* Written request
Every record must be transcribed in its entirety, apart from the images, which are to be omitted.

● ● ● ● ● ● ●

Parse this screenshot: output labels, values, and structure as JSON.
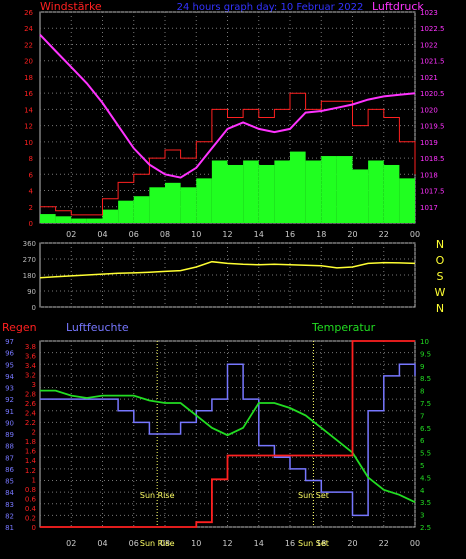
{
  "header": {
    "left_label": "Windstärke",
    "center_title": "24 hours graph day: 10 Februar 2022",
    "right_label": "Luftdruck"
  },
  "colors": {
    "wind_gust": "#ff2020",
    "wind_mean": "#20ff20",
    "pressure": "#ff33ff",
    "direction": "#ffff33",
    "humidity": "#7777ff",
    "temperature": "#22dd22",
    "rain": "#ff2020",
    "sun_marker": "#ffff66",
    "grid": "#777777",
    "frame": "#bbbbbb"
  },
  "x_tick_labels": [
    "02",
    "04",
    "06",
    "08",
    "10",
    "12",
    "14",
    "16",
    "18",
    "20",
    "22",
    "00"
  ],
  "chart_data": [
    {
      "type": "line",
      "name": "wind-pressure",
      "x_hours": [
        0,
        1,
        2,
        3,
        4,
        5,
        6,
        7,
        8,
        9,
        10,
        11,
        12,
        13,
        14,
        15,
        16,
        17,
        18,
        19,
        20,
        21,
        22,
        23,
        24
      ],
      "series": [
        {
          "name": "Windstärke",
          "axis": "left",
          "values": [
            2,
            1.5,
            1,
            1,
            3,
            5,
            6,
            8,
            9,
            8,
            10,
            14,
            13,
            14,
            13,
            14,
            16,
            14,
            15,
            15,
            12,
            14,
            13,
            10,
            6
          ]
        },
        {
          "name": "Luftdruck",
          "axis": "right",
          "values": [
            1022.3,
            1021.8,
            1021.3,
            1020.8,
            1020.2,
            1019.5,
            1018.8,
            1018.3,
            1018.0,
            1017.9,
            1018.2,
            1018.8,
            1019.4,
            1019.6,
            1019.4,
            1019.3,
            1019.4,
            1019.9,
            1019.95,
            1020.05,
            1020.15,
            1020.3,
            1020.4,
            1020.45,
            1020.5
          ]
        }
      ],
      "left_axis": {
        "ylim": [
          0,
          26
        ],
        "ticks": [
          0,
          2,
          4,
          6,
          8,
          10,
          12,
          14,
          16,
          18,
          20,
          22,
          24,
          26
        ]
      },
      "right_axis": {
        "ylim": [
          1016.5,
          1023
        ],
        "ticks": [
          "1017",
          "1017.5",
          "1018",
          "1018.5",
          "1019",
          "1019.5",
          "1020",
          "1020.5",
          "1021",
          "1021.5",
          "1022",
          "1022.5",
          "1023"
        ]
      }
    },
    {
      "type": "line",
      "name": "wind-direction",
      "x_hours": [
        0,
        1,
        2,
        3,
        4,
        5,
        6,
        7,
        8,
        9,
        10,
        11,
        12,
        13,
        14,
        15,
        16,
        17,
        18,
        19,
        20,
        21,
        22,
        23,
        24
      ],
      "series": [
        {
          "name": "Windrichtung",
          "values": [
            165,
            170,
            175,
            180,
            185,
            190,
            192,
            195,
            200,
            205,
            225,
            255,
            245,
            240,
            238,
            240,
            238,
            235,
            232,
            220,
            225,
            245,
            250,
            248,
            245
          ]
        }
      ],
      "ylim": [
        0,
        360
      ],
      "left_ticks": [
        "0",
        "90",
        "180",
        "270",
        "360"
      ],
      "right_ticks": [
        "N",
        "W",
        "S",
        "O",
        "N"
      ]
    },
    {
      "type": "line",
      "name": "rain-humidity-temperature",
      "x_hours": [
        0,
        1,
        2,
        3,
        4,
        5,
        6,
        7,
        8,
        9,
        10,
        11,
        12,
        13,
        14,
        15,
        16,
        17,
        18,
        19,
        20,
        21,
        22,
        23,
        24
      ],
      "series": [
        {
          "name": "Regen",
          "axis": "left",
          "values": [
            0,
            0,
            0,
            0,
            0,
            0,
            0,
            0,
            0,
            0,
            0.1,
            1.0,
            1.5,
            1.5,
            1.5,
            1.5,
            1.5,
            1.5,
            1.5,
            1.5,
            3.9,
            3.9,
            3.9,
            3.9,
            3.9
          ]
        },
        {
          "name": "Luftfeuchte",
          "axis": "left-inner",
          "values": [
            92,
            92,
            92,
            92,
            92,
            91,
            90,
            89,
            89,
            90,
            91,
            92,
            95,
            92,
            88,
            87,
            86,
            85,
            84,
            84,
            82,
            91,
            94,
            95,
            94
          ]
        },
        {
          "name": "Temperatur",
          "axis": "right",
          "values": [
            8.0,
            8.0,
            7.8,
            7.7,
            7.8,
            7.8,
            7.8,
            7.6,
            7.5,
            7.5,
            7.0,
            6.5,
            6.2,
            6.5,
            7.5,
            7.5,
            7.3,
            7.0,
            6.5,
            6.0,
            5.5,
            4.5,
            4.0,
            3.8,
            3.5
          ]
        }
      ],
      "left_axis": {
        "label": "Regen",
        "ticks": [
          "0",
          "0.2",
          "0.4",
          "0.6",
          "0.8",
          "1",
          "1.2",
          "1.4",
          "1.6",
          "1.8",
          "2",
          "2.2",
          "2.4",
          "2.6",
          "2.8",
          "3",
          "3.2",
          "3.4",
          "3.6",
          "3.8"
        ],
        "ylim": [
          0,
          3.9
        ]
      },
      "left_inner_axis": {
        "label": "Luftfeuchte",
        "ticks": [
          "81",
          "82",
          "83",
          "84",
          "85",
          "86",
          "87",
          "88",
          "89",
          "90",
          "91",
          "92",
          "93",
          "94",
          "95",
          "96",
          "97"
        ],
        "ylim": [
          81,
          97
        ]
      },
      "right_axis": {
        "label": "Temperatur",
        "ticks": [
          "2.5",
          "3",
          "3.5",
          "4",
          "4.5",
          "5",
          "5.5",
          "6",
          "6.5",
          "7",
          "7.5",
          "8",
          "8.5",
          "9",
          "9.5",
          "10"
        ],
        "ylim": [
          2.5,
          10
        ]
      },
      "annotations": [
        {
          "text": "Sun Rise",
          "x_hour": 7.5
        },
        {
          "text": "Sun Set",
          "x_hour": 17.5
        }
      ],
      "bottom_marker_labels": [
        {
          "text": "Sun Rise",
          "x_hour": 7.5
        },
        {
          "text": "Sun Set",
          "x_hour": 17.5
        }
      ]
    }
  ],
  "humidity_label": "Luftfeuchte",
  "temperature_label": "Temperatur",
  "rain_label": "Regen"
}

● ● ● ● ● ● ●

* Exercise answer
Parse this screenshot: output labels, values, and structure as JSON.
{
  "header": {
    "left_label": "Windstärke",
    "center_title": "24 hours graph day: 10 Februar 2022",
    "right_label": "Luftdruck"
  },
  "colors": {
    "wind_gust": "#ff2020",
    "wind_mean": "#20ff20",
    "pressure": "#ff33ff",
    "direction": "#ffff33",
    "humidity": "#7777ff",
    "temperature": "#22dd22",
    "rain": "#ff2020",
    "sun_marker": "#ffff66",
    "grid": "#777777",
    "frame": "#bbbbbb"
  },
  "x_tick_labels": [
    "02",
    "04",
    "06",
    "08",
    "10",
    "12",
    "14",
    "16",
    "18",
    "20",
    "22",
    "00"
  ],
  "chart_data": [
    {
      "type": "line",
      "name": "wind-pressure",
      "x_hours": [
        0,
        1,
        2,
        3,
        4,
        5,
        6,
        7,
        8,
        9,
        10,
        11,
        12,
        13,
        14,
        15,
        16,
        17,
        18,
        19,
        20,
        21,
        22,
        23,
        24
      ],
      "series": [
        {
          "name": "Windstärke",
          "axis": "left",
          "values": [
            2,
            1.5,
            1,
            1,
            3,
            5,
            6,
            8,
            9,
            8,
            10,
            14,
            13,
            14,
            13,
            14,
            16,
            14,
            15,
            15,
            12,
            14,
            13,
            10,
            6
          ]
        },
        {
          "name": "Luftdruck",
          "axis": "right",
          "values": [
            1022.3,
            1021.8,
            1021.3,
            1020.8,
            1020.2,
            1019.5,
            1018.8,
            1018.3,
            1018.0,
            1017.9,
            1018.2,
            1018.8,
            1019.4,
            1019.6,
            1019.4,
            1019.3,
            1019.4,
            1019.9,
            1019.95,
            1020.05,
            1020.15,
            1020.3,
            1020.4,
            1020.45,
            1020.5
          ]
        }
      ],
      "left_axis": {
        "ylim": [
          0,
          26
        ],
        "ticks": [
          0,
          2,
          4,
          6,
          8,
          10,
          12,
          14,
          16,
          18,
          20,
          22,
          24,
          26
        ]
      },
      "right_axis": {
        "ylim": [
          1016.5,
          1023
        ],
        "ticks": [
          "1017",
          "1017.5",
          "1018",
          "1018.5",
          "1019",
          "1019.5",
          "1020",
          "1020.5",
          "1021",
          "1021.5",
          "1022",
          "1022.5",
          "1023"
        ]
      }
    },
    {
      "type": "line",
      "name": "wind-direction",
      "x_hours": [
        0,
        1,
        2,
        3,
        4,
        5,
        6,
        7,
        8,
        9,
        10,
        11,
        12,
        13,
        14,
        15,
        16,
        17,
        18,
        19,
        20,
        21,
        22,
        23,
        24
      ],
      "series": [
        {
          "name": "Windrichtung",
          "values": [
            165,
            170,
            175,
            180,
            185,
            190,
            192,
            195,
            200,
            205,
            225,
            255,
            245,
            240,
            238,
            240,
            238,
            235,
            232,
            220,
            225,
            245,
            250,
            248,
            245
          ]
        }
      ],
      "ylim": [
        0,
        360
      ],
      "left_ticks": [
        "0",
        "90",
        "180",
        "270",
        "360"
      ],
      "right_ticks": [
        "N",
        "W",
        "S",
        "O",
        "N"
      ]
    },
    {
      "type": "line",
      "name": "rain-humidity-temperature",
      "x_hours": [
        0,
        1,
        2,
        3,
        4,
        5,
        6,
        7,
        8,
        9,
        10,
        11,
        12,
        13,
        14,
        15,
        16,
        17,
        18,
        19,
        20,
        21,
        22,
        23,
        24
      ],
      "series": [
        {
          "name": "Regen",
          "axis": "left",
          "values": [
            0,
            0,
            0,
            0,
            0,
            0,
            0,
            0,
            0,
            0,
            0.1,
            1.0,
            1.5,
            1.5,
            1.5,
            1.5,
            1.5,
            1.5,
            1.5,
            1.5,
            3.9,
            3.9,
            3.9,
            3.9,
            3.9
          ]
        },
        {
          "name": "Luftfeuchte",
          "axis": "left-inner",
          "values": [
            92,
            92,
            92,
            92,
            92,
            91,
            90,
            89,
            89,
            90,
            91,
            92,
            95,
            92,
            88,
            87,
            86,
            85,
            84,
            84,
            82,
            91,
            94,
            95,
            94
          ]
        },
        {
          "name": "Temperatur",
          "axis": "right",
          "values": [
            8.0,
            8.0,
            7.8,
            7.7,
            7.8,
            7.8,
            7.8,
            7.6,
            7.5,
            7.5,
            7.0,
            6.5,
            6.2,
            6.5,
            7.5,
            7.5,
            7.3,
            7.0,
            6.5,
            6.0,
            5.5,
            4.5,
            4.0,
            3.8,
            3.5
          ]
        }
      ],
      "left_axis": {
        "label": "Regen",
        "ticks": [
          "0",
          "0.2",
          "0.4",
          "0.6",
          "0.8",
          "1",
          "1.2",
          "1.4",
          "1.6",
          "1.8",
          "2",
          "2.2",
          "2.4",
          "2.6",
          "2.8",
          "3",
          "3.2",
          "3.4",
          "3.6",
          "3.8"
        ],
        "ylim": [
          0,
          3.9
        ]
      },
      "left_inner_axis": {
        "label": "Luftfeuchte",
        "ticks": [
          "81",
          "82",
          "83",
          "84",
          "85",
          "86",
          "87",
          "88",
          "89",
          "90",
          "91",
          "92",
          "93",
          "94",
          "95",
          "96",
          "97"
        ],
        "ylim": [
          81,
          97
        ]
      },
      "right_axis": {
        "label": "Temperatur",
        "ticks": [
          "2.5",
          "3",
          "3.5",
          "4",
          "4.5",
          "5",
          "5.5",
          "6",
          "6.5",
          "7",
          "7.5",
          "8",
          "8.5",
          "9",
          "9.5",
          "10"
        ],
        "ylim": [
          2.5,
          10
        ]
      },
      "annotations": [
        {
          "text": "Sun Rise",
          "x_hour": 7.5
        },
        {
          "text": "Sun Set",
          "x_hour": 17.5
        }
      ],
      "bottom_marker_labels": [
        {
          "text": "Sun Rise",
          "x_hour": 7.5
        },
        {
          "text": "Sun Set",
          "x_hour": 17.5
        }
      ]
    }
  ],
  "humidity_label": "Luftfeuchte",
  "temperature_label": "Temperatur",
  "rain_label": "Regen"
}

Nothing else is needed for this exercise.